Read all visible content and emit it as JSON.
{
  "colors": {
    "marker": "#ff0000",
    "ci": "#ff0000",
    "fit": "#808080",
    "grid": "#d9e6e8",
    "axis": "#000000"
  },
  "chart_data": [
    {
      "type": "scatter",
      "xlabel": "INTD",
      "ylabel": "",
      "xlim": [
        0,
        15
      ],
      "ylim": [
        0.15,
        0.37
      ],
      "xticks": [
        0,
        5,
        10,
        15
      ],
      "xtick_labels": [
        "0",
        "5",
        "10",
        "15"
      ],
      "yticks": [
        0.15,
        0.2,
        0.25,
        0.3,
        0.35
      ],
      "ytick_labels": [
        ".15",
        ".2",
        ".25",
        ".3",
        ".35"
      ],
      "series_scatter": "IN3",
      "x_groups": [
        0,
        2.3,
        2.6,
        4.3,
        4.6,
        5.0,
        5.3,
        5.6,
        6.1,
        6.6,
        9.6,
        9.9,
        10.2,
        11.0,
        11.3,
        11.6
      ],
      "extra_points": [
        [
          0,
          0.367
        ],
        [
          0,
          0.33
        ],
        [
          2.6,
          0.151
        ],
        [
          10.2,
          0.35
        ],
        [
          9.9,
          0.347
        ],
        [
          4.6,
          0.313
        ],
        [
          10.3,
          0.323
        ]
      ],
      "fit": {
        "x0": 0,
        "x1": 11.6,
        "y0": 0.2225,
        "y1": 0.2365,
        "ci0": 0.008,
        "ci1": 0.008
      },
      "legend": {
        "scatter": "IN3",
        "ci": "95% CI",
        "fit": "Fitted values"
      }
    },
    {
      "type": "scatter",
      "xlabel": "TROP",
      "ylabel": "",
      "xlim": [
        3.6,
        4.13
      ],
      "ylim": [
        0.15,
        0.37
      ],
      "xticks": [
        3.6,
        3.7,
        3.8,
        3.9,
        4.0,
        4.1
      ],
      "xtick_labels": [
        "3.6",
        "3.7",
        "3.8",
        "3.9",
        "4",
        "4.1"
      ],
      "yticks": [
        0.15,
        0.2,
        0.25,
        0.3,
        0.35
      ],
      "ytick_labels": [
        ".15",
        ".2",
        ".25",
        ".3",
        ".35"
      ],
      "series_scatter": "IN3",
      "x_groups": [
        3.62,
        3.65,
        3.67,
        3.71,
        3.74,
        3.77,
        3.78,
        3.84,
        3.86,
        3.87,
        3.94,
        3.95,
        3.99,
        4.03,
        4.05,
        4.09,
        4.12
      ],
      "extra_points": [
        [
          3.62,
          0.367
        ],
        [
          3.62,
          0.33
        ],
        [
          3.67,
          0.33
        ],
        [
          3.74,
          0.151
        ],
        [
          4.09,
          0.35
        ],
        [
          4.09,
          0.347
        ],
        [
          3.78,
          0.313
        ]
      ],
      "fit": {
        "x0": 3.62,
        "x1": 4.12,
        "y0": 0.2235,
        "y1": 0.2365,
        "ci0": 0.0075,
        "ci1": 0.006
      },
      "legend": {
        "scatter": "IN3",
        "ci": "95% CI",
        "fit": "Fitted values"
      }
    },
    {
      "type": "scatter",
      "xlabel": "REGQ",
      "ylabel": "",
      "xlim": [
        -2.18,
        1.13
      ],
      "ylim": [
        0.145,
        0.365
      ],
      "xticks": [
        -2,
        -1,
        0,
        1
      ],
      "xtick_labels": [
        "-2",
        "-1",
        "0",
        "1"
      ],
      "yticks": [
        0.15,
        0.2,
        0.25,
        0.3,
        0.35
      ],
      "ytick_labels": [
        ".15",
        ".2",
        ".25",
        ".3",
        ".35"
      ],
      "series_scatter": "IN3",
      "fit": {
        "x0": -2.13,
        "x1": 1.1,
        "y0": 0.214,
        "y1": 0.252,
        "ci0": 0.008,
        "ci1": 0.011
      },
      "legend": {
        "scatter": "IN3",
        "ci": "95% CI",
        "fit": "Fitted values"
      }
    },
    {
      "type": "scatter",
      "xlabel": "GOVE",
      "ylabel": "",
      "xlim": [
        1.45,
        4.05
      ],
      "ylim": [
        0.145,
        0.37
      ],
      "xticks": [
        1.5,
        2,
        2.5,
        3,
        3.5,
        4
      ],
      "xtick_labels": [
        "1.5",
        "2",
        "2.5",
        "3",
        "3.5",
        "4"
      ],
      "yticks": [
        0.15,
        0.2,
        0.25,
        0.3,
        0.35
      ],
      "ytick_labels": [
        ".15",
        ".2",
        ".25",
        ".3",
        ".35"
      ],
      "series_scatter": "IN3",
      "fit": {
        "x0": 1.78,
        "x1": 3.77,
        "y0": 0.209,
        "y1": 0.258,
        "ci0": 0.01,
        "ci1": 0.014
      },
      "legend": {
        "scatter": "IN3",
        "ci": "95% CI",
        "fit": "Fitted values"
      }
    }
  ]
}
********************
EXERCISE DESCRIPTION:
Write out the entries in full, exactly as given.

TASK ANSWER:
Read all visible content and emit it as JSON.
{
  "colors": {
    "marker": "#ff0000",
    "ci": "#ff0000",
    "fit": "#808080",
    "grid": "#d9e6e8",
    "axis": "#000000"
  },
  "chart_data": [
    {
      "type": "scatter",
      "xlabel": "INTD",
      "ylabel": "",
      "xlim": [
        0,
        15
      ],
      "ylim": [
        0.15,
        0.37
      ],
      "xticks": [
        0,
        5,
        10,
        15
      ],
      "xtick_labels": [
        "0",
        "5",
        "10",
        "15"
      ],
      "yticks": [
        0.15,
        0.2,
        0.25,
        0.3,
        0.35
      ],
      "ytick_labels": [
        ".15",
        ".2",
        ".25",
        ".3",
        ".35"
      ],
      "series_scatter": "IN3",
      "x_groups": [
        0,
        2.3,
        2.6,
        4.3,
        4.6,
        5.0,
        5.3,
        5.6,
        6.1,
        6.6,
        9.6,
        9.9,
        10.2,
        11.0,
        11.3,
        11.6
      ],
      "extra_points": [
        [
          0,
          0.367
        ],
        [
          0,
          0.33
        ],
        [
          2.6,
          0.151
        ],
        [
          10.2,
          0.35
        ],
        [
          9.9,
          0.347
        ],
        [
          4.6,
          0.313
        ],
        [
          10.3,
          0.323
        ]
      ],
      "fit": {
        "x0": 0,
        "x1": 11.6,
        "y0": 0.2225,
        "y1": 0.2365,
        "ci0": 0.008,
        "ci1": 0.008
      },
      "legend": {
        "scatter": "IN3",
        "ci": "95% CI",
        "fit": "Fitted values"
      }
    },
    {
      "type": "scatter",
      "xlabel": "TROP",
      "ylabel": "",
      "xlim": [
        3.6,
        4.13
      ],
      "ylim": [
        0.15,
        0.37
      ],
      "xticks": [
        3.6,
        3.7,
        3.8,
        3.9,
        4.0,
        4.1
      ],
      "xtick_labels": [
        "3.6",
        "3.7",
        "3.8",
        "3.9",
        "4",
        "4.1"
      ],
      "yticks": [
        0.15,
        0.2,
        0.25,
        0.3,
        0.35
      ],
      "ytick_labels": [
        ".15",
        ".2",
        ".25",
        ".3",
        ".35"
      ],
      "series_scatter": "IN3",
      "x_groups": [
        3.62,
        3.65,
        3.67,
        3.71,
        3.74,
        3.77,
        3.78,
        3.84,
        3.86,
        3.87,
        3.94,
        3.95,
        3.99,
        4.03,
        4.05,
        4.09,
        4.12
      ],
      "extra_points": [
        [
          3.62,
          0.367
        ],
        [
          3.62,
          0.33
        ],
        [
          3.67,
          0.33
        ],
        [
          3.74,
          0.151
        ],
        [
          4.09,
          0.35
        ],
        [
          4.09,
          0.347
        ],
        [
          3.78,
          0.313
        ]
      ],
      "fit": {
        "x0": 3.62,
        "x1": 4.12,
        "y0": 0.2235,
        "y1": 0.2365,
        "ci0": 0.0075,
        "ci1": 0.006
      },
      "legend": {
        "scatter": "IN3",
        "ci": "95% CI",
        "fit": "Fitted values"
      }
    },
    {
      "type": "scatter",
      "xlabel": "REGQ",
      "ylabel": "",
      "xlim": [
        -2.18,
        1.13
      ],
      "ylim": [
        0.145,
        0.365
      ],
      "xticks": [
        -2,
        -1,
        0,
        1
      ],
      "xtick_labels": [
        "-2",
        "-1",
        "0",
        "1"
      ],
      "yticks": [
        0.15,
        0.2,
        0.25,
        0.3,
        0.35
      ],
      "ytick_labels": [
        ".15",
        ".2",
        ".25",
        ".3",
        ".35"
      ],
      "series_scatter": "IN3",
      "fit": {
        "x0": -2.13,
        "x1": 1.1,
        "y0": 0.214,
        "y1": 0.252,
        "ci0": 0.008,
        "ci1": 0.011
      },
      "legend": {
        "scatter": "IN3",
        "ci": "95% CI",
        "fit": "Fitted values"
      }
    },
    {
      "type": "scatter",
      "xlabel": "GOVE",
      "ylabel": "",
      "xlim": [
        1.45,
        4.05
      ],
      "ylim": [
        0.145,
        0.37
      ],
      "xticks": [
        1.5,
        2,
        2.5,
        3,
        3.5,
        4
      ],
      "xtick_labels": [
        "1.5",
        "2",
        "2.5",
        "3",
        "3.5",
        "4"
      ],
      "yticks": [
        0.15,
        0.2,
        0.25,
        0.3,
        0.35
      ],
      "ytick_labels": [
        ".15",
        ".2",
        ".25",
        ".3",
        ".35"
      ],
      "series_scatter": "IN3",
      "fit": {
        "x0": 1.78,
        "x1": 3.77,
        "y0": 0.209,
        "y1": 0.258,
        "ci0": 0.01,
        "ci1": 0.014
      },
      "legend": {
        "scatter": "IN3",
        "ci": "95% CI",
        "fit": "Fitted values"
      }
    }
  ]
}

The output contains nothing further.